TASK PROMPT - Copy the records below exactly as they are written.
=-=-=
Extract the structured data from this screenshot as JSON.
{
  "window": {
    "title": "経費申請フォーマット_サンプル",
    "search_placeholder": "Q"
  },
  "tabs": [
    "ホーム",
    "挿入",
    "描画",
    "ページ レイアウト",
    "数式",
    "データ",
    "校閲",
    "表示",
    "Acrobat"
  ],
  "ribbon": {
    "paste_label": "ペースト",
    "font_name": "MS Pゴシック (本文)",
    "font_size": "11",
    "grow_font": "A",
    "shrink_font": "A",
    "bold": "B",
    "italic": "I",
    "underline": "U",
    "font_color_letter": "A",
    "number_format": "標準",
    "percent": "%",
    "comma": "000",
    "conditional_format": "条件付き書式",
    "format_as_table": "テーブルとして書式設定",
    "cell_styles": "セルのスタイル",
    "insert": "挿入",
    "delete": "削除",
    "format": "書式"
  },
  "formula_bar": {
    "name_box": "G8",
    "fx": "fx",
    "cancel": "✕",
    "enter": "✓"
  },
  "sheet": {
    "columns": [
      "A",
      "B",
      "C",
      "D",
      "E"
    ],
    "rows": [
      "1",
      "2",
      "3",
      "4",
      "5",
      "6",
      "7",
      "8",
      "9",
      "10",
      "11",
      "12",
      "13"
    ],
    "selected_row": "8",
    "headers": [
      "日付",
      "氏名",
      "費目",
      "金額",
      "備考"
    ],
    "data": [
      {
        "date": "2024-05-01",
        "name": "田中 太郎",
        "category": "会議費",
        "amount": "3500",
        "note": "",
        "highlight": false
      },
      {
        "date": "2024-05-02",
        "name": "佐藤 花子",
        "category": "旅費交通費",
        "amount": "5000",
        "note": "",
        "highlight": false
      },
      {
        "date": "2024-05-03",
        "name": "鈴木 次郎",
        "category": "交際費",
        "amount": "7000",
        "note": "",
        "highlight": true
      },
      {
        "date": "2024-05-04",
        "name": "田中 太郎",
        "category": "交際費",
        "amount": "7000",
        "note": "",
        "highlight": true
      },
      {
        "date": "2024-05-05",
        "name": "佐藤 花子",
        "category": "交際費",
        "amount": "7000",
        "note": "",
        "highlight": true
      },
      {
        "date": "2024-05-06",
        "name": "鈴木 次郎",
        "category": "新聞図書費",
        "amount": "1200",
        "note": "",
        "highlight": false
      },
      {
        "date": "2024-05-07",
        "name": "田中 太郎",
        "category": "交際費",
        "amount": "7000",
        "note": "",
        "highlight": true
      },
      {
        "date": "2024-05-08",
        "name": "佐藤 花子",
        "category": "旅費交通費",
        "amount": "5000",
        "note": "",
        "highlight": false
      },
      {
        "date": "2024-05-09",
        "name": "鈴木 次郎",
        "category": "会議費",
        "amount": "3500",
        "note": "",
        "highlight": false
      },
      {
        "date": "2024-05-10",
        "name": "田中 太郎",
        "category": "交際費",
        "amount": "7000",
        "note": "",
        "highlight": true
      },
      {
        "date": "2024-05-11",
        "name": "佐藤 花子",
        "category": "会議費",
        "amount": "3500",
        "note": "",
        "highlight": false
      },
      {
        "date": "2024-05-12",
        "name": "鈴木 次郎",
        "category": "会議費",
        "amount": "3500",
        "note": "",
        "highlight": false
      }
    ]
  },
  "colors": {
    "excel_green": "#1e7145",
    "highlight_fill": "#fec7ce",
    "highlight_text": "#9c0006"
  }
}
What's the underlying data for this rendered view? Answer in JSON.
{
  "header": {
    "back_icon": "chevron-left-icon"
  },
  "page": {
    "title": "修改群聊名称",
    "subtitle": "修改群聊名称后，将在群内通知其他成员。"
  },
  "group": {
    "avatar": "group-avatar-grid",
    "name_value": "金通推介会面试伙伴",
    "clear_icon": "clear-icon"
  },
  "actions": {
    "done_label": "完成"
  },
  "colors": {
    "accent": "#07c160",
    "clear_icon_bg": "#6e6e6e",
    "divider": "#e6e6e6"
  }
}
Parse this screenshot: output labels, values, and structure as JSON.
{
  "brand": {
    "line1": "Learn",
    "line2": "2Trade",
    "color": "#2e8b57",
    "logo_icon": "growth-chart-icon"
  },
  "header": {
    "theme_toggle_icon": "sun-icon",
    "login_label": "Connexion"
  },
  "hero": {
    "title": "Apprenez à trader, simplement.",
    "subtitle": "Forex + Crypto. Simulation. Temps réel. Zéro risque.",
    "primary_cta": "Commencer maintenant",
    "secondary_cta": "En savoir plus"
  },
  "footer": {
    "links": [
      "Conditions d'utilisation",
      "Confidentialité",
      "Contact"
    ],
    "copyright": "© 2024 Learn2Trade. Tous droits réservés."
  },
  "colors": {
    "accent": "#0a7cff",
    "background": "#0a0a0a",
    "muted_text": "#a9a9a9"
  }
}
=-=-=
TASK OUTPUT -
Extract the structured data from this screenshot as JSON.
{
  "window": {
    "title": "経費申請フォーマット_サンプル",
    "search_placeholder": "Q"
  },
  "tabs": [
    "ホーム",
    "挿入",
    "描画",
    "ページ レイアウト",
    "数式",
    "データ",
    "校閲",
    "表示",
    "Acrobat"
  ],
  "ribbon": {
    "paste_label": "ペースト",
    "font_name": "MS Pゴシック (本文)",
    "font_size": "11",
    "grow_font": "A",
    "shrink_font": "A",
    "bold": "B",
    "italic": "I",
    "underline": "U",
    "font_color_letter": "A",
    "number_format": "標準",
    "percent": "%",
    "comma": "000",
    "conditional_format": "条件付き書式",
    "format_as_table": "テーブルとして書式設定",
    "cell_styles": "セルのスタイル",
    "insert": "挿入",
    "delete": "削除",
    "format": "書式"
  },
  "formula_bar": {
    "name_box": "G8",
    "fx": "fx",
    "cancel": "✕",
    "enter": "✓"
  },
  "sheet": {
    "columns": [
      "A",
      "B",
      "C",
      "D",
      "E"
    ],
    "rows": [
      "1",
      "2",
      "3",
      "4",
      "5",
      "6",
      "7",
      "8",
      "9",
      "10",
      "11",
      "12",
      "13"
    ],
    "selected_row": "8",
    "headers": [
      "日付",
      "氏名",
      "費目",
      "金額",
      "備考"
    ],
    "data": [
      {
        "date": "2024-05-01",
        "name": "田中 太郎",
        "category": "会議費",
        "amount": "3500",
        "note": "",
        "highlight": false
      },
      {
        "date": "2024-05-02",
        "name": "佐藤 花子",
        "category": "旅費交通費",
        "amount": "5000",
        "note": "",
        "highlight": false
      },
      {
        "date": "2024-05-03",
        "name": "鈴木 次郎",
        "category": "交際費",
        "amount": "7000",
        "note": "",
        "highlight": true
      },
      {
        "date": "2024-05-04",
        "name": "田中 太郎",
        "category": "交際費",
        "amount": "7000",
        "note": "",
        "highlight": true
      },
      {
        "date": "2024-05-05",
        "name": "佐藤 花子",
        "category": "交際費",
        "amount": "7000",
        "note": "",
        "highlight": true
      },
      {
        "date": "2024-05-06",
        "name": "鈴木 次郎",
        "category": "新聞図書費",
        "amount": "1200",
        "note": "",
        "highlight": false
      },
      {
        "date": "2024-05-07",
        "name": "田中 太郎",
        "category": "交際費",
        "amount": "7000",
        "note": "",
        "highlight": true
      },
      {
        "date": "2024-05-08",
        "name": "佐藤 花子",
        "category": "旅費交通費",
        "amount": "5000",
        "note": "",
        "highlight": false
      },
      {
        "date": "2024-05-09",
        "name": "鈴木 次郎",
        "category": "会議費",
        "amount": "3500",
        "note": "",
        "highlight": false
      },
      {
        "date": "2024-05-10",
        "name": "田中 太郎",
        "category": "交際費",
        "amount": "7000",
        "note": "",
        "highlight": true
      },
      {
        "date": "2024-05-11",
        "name": "佐藤 花子",
        "category": "会議費",
        "amount": "3500",
        "note": "",
        "highlight": false
      },
      {
        "date": "2024-05-12",
        "name": "鈴木 次郎",
        "category": "会議費",
        "amount": "3500",
        "note": "",
        "highlight": false
      }
    ]
  },
  "colors": {
    "excel_green": "#1e7145",
    "highlight_fill": "#fec7ce",
    "highlight_text": "#9c0006"
  }
}
What's the underlying data for this rendered view? Answer in JSON.
{
  "header": {
    "back_icon": "chevron-left-icon"
  },
  "page": {
    "title": "修改群聊名称",
    "subtitle": "修改群聊名称后，将在群内通知其他成员。"
  },
  "group": {
    "avatar": "group-avatar-grid",
    "name_value": "金通推介会面试伙伴",
    "clear_icon": "clear-icon"
  },
  "actions": {
    "done_label": "完成"
  },
  "colors": {
    "accent": "#07c160",
    "clear_icon_bg": "#6e6e6e",
    "divider": "#e6e6e6"
  }
}
Parse this screenshot: output labels, values, and structure as JSON.
{
  "brand": {
    "line1": "Learn",
    "line2": "2Trade",
    "color": "#2e8b57",
    "logo_icon": "growth-chart-icon"
  },
  "header": {
    "theme_toggle_icon": "sun-icon",
    "login_label": "Connexion"
  },
  "hero": {
    "title": "Apprenez à trader, simplement.",
    "subtitle": "Forex + Crypto. Simulation. Temps réel. Zéro risque.",
    "primary_cta": "Commencer maintenant",
    "secondary_cta": "En savoir plus"
  },
  "footer": {
    "links": [
      "Conditions d'utilisation",
      "Confidentialité",
      "Contact"
    ],
    "copyright": "© 2024 Learn2Trade. Tous droits réservés."
  },
  "colors": {
    "accent": "#0a7cff",
    "background": "#0a0a0a",
    "muted_text": "#a9a9a9"
  }
}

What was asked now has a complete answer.